SHORT EXERCISE:
Where a line in the listing contains the string "Domicilio", copy that line out.

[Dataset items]
- - -
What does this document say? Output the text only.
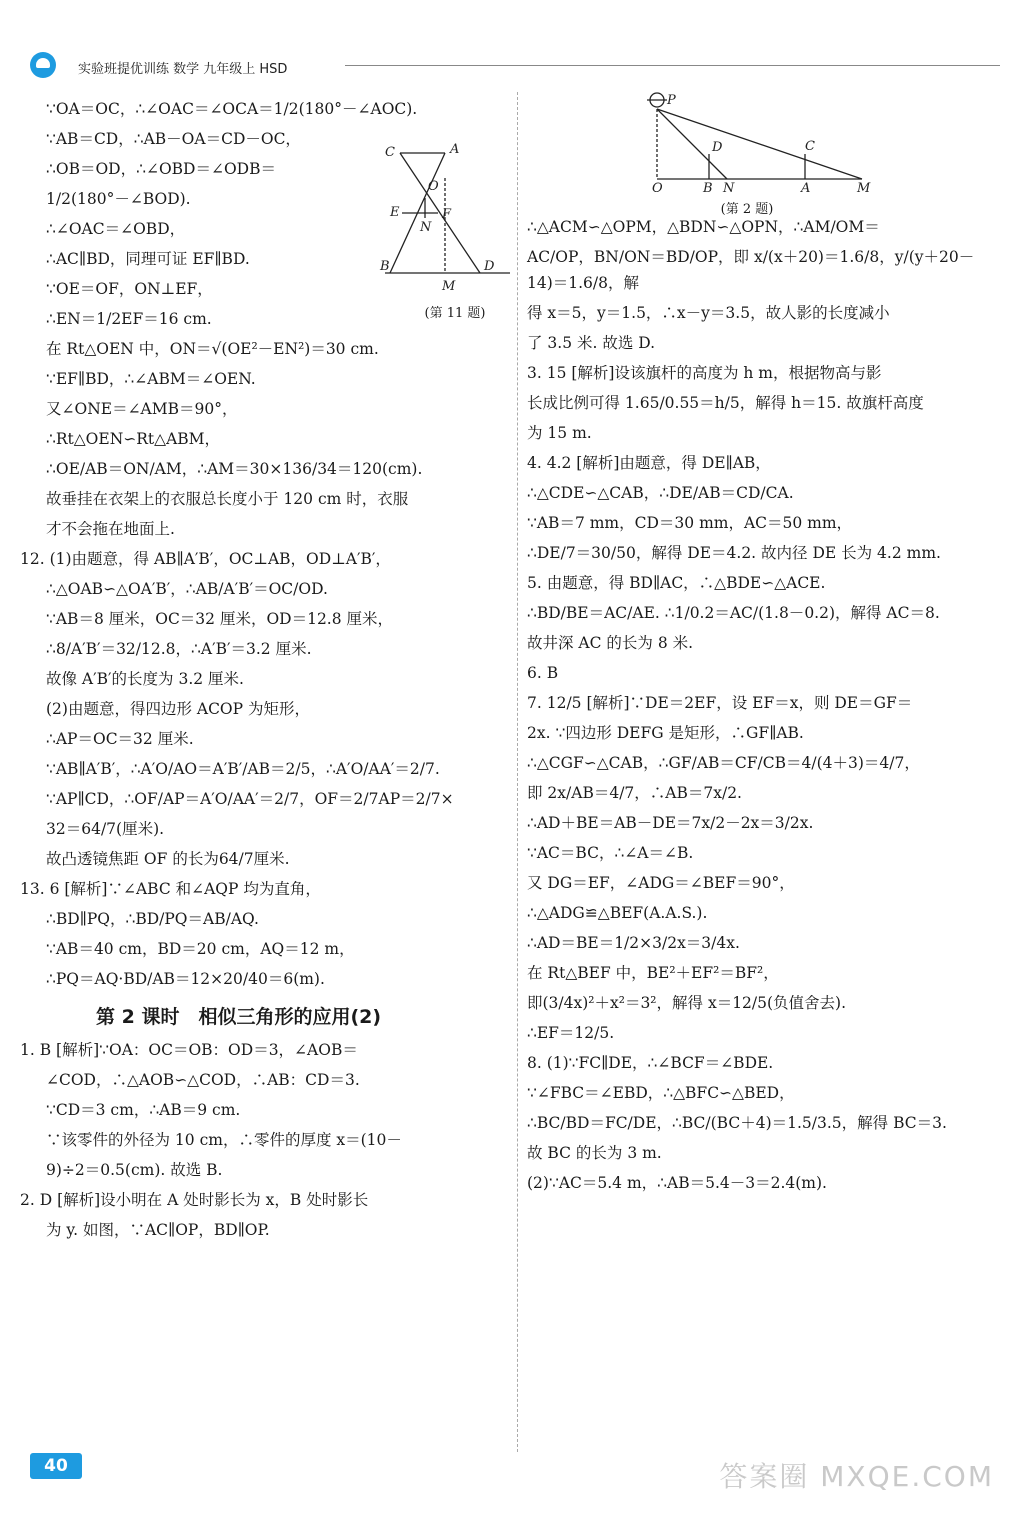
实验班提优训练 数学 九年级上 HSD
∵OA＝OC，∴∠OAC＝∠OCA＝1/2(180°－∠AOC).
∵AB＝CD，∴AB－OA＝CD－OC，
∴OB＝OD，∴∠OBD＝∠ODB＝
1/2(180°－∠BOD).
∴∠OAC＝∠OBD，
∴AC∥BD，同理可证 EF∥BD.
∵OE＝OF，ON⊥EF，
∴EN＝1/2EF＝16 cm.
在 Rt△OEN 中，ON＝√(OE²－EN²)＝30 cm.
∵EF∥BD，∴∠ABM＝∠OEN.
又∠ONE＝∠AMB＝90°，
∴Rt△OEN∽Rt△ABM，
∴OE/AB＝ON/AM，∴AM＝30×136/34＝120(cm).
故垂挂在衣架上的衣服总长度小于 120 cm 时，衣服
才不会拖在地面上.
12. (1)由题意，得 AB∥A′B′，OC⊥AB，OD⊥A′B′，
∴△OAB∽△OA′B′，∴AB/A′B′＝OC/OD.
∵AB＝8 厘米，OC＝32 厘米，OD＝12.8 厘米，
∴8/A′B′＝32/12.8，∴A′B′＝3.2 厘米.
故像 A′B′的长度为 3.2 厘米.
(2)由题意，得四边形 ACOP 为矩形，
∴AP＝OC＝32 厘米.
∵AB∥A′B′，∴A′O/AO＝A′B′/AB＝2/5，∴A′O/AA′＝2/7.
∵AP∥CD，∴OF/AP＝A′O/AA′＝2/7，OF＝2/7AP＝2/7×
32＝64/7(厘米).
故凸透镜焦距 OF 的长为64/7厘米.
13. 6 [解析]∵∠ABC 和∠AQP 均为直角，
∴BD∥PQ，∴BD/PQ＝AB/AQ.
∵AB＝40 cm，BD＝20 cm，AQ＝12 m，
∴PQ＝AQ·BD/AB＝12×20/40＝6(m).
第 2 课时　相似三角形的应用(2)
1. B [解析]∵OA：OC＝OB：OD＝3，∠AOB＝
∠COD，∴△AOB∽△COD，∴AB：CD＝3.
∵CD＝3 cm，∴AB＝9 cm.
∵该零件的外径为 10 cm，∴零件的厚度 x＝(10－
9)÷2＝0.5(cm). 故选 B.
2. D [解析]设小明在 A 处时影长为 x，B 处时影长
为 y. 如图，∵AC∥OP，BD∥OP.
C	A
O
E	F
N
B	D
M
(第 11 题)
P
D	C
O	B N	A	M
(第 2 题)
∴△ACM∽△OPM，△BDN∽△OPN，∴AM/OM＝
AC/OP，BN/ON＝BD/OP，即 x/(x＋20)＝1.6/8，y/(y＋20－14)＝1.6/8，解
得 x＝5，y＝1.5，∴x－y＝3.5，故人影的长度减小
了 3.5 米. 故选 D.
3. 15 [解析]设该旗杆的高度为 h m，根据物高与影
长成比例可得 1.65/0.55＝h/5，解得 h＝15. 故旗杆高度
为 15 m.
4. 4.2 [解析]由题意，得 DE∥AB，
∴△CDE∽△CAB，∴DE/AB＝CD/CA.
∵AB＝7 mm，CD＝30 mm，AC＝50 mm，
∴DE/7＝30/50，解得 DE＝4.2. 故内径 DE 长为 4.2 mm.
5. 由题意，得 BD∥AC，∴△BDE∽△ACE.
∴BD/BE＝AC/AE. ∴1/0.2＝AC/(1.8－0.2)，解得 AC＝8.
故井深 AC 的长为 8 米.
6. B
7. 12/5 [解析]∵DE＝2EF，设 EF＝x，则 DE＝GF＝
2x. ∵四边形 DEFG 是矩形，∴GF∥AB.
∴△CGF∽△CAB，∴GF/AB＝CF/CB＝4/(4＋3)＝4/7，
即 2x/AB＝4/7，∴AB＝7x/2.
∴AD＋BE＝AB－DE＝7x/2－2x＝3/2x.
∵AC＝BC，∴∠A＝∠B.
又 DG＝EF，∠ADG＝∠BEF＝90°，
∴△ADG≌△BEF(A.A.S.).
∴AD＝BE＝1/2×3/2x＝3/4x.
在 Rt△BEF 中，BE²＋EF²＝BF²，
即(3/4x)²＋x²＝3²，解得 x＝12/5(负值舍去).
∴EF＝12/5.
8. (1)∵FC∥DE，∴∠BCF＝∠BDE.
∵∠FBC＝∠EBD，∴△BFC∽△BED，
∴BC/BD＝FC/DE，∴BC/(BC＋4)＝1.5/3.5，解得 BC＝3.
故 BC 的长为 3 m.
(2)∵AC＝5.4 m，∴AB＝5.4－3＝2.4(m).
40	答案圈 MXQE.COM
- - -
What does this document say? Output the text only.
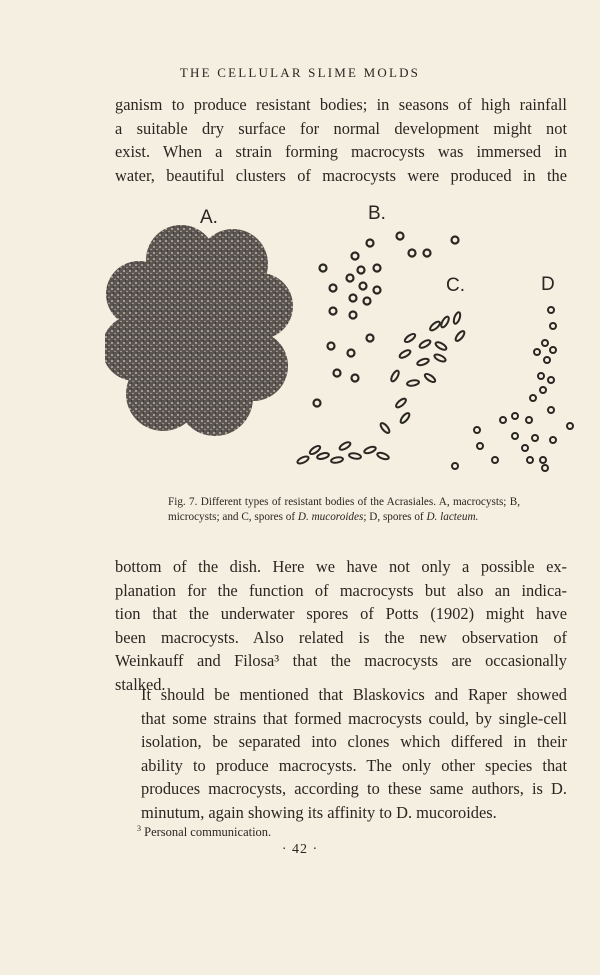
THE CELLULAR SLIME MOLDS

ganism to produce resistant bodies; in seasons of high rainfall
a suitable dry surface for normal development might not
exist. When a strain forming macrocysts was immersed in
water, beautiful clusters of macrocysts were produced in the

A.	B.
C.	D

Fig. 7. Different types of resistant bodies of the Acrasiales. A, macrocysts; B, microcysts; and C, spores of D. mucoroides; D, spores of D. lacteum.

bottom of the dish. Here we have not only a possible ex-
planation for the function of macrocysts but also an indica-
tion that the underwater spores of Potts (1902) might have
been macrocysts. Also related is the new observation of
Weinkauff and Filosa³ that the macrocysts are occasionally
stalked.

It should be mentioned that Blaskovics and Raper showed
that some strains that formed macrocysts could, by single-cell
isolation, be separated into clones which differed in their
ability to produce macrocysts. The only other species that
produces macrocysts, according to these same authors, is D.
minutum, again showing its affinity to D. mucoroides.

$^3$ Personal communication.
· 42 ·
- - -
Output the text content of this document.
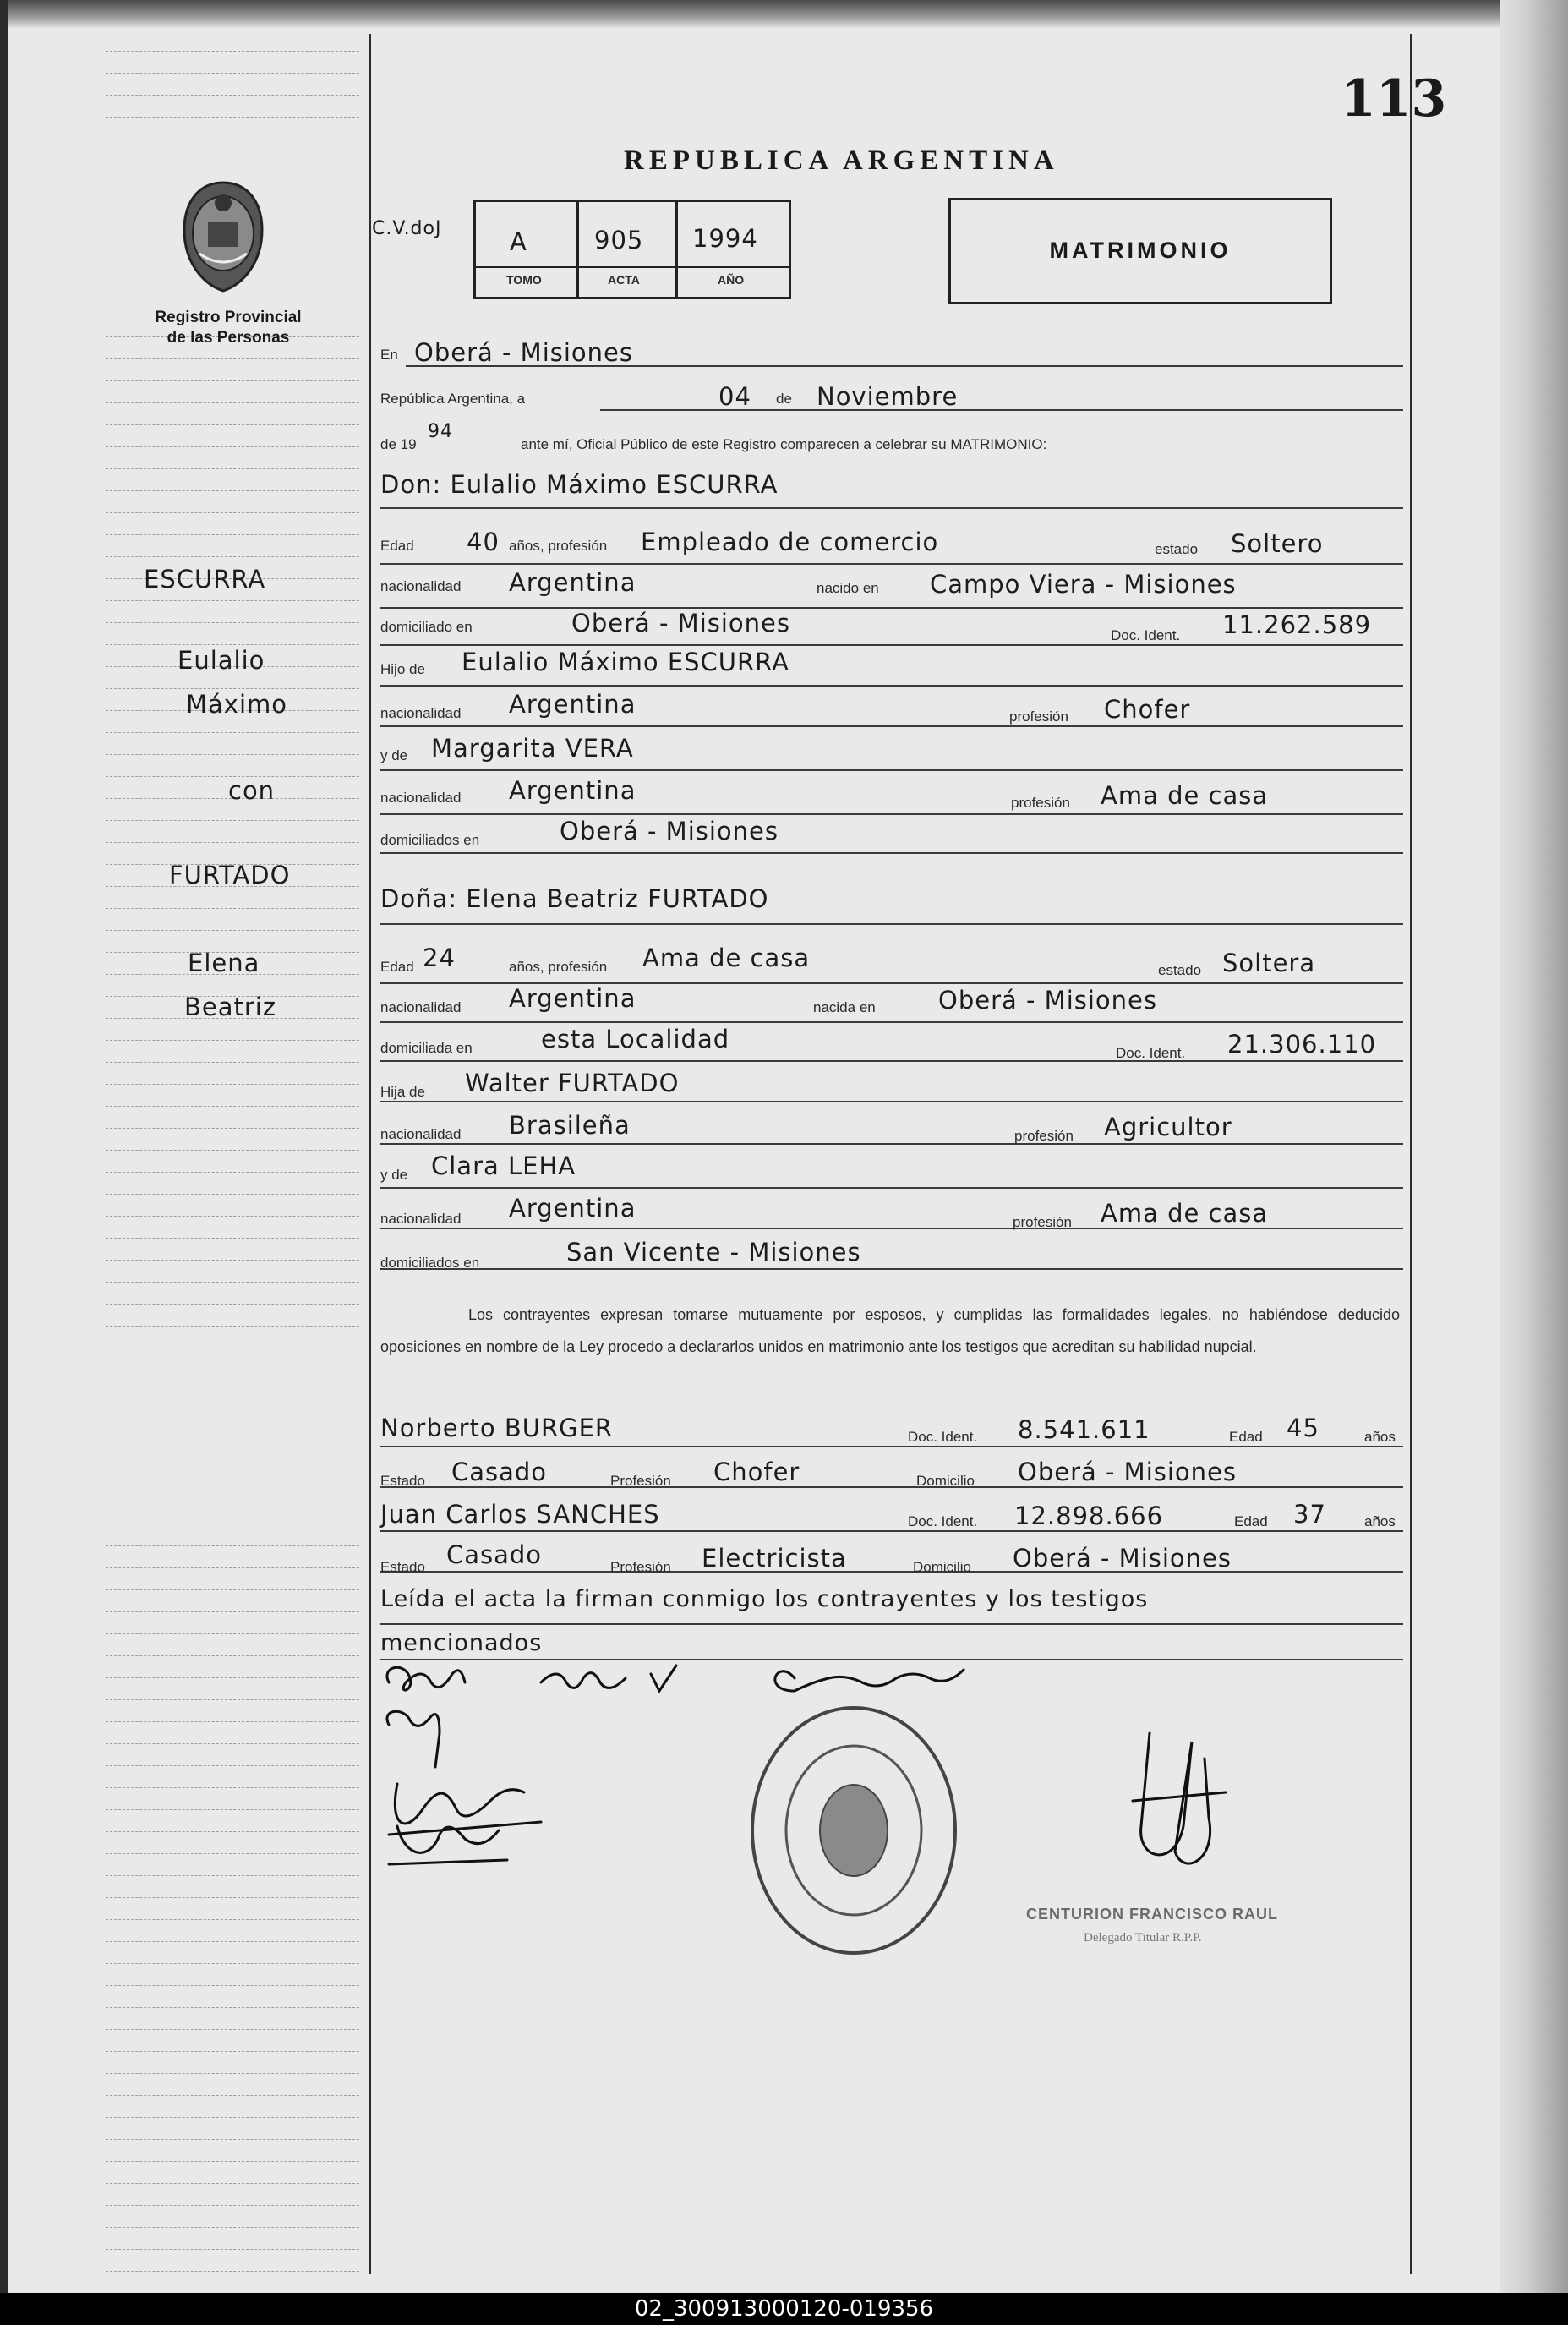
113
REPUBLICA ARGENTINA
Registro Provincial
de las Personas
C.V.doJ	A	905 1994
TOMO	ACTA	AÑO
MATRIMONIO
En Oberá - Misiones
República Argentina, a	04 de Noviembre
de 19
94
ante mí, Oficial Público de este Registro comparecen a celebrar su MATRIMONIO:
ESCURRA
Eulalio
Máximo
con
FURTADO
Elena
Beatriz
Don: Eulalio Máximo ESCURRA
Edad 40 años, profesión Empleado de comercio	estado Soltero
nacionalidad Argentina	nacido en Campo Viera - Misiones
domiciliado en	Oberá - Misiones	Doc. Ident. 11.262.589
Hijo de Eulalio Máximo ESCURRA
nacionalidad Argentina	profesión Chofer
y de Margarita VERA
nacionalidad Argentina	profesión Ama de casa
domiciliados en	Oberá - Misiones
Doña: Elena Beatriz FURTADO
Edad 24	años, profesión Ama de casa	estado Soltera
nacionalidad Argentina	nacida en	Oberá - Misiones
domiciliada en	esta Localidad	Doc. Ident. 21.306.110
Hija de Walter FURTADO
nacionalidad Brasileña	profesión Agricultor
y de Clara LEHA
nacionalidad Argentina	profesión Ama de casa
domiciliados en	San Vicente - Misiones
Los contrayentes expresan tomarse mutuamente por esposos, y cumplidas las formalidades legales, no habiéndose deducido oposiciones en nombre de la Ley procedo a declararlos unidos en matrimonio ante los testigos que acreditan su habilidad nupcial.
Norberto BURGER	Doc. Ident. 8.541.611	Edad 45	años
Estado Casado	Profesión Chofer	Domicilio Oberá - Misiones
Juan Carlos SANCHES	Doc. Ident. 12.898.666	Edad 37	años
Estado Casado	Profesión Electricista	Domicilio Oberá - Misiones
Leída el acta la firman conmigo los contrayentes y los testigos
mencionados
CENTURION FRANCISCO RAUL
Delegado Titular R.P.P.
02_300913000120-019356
- - -
THE ANSWER:
Estado Casado	Profesión Chofer	Domicilio Oberá - Misiones
Estado Casado	Profesión Electricista	Domicilio Oberá - Misiones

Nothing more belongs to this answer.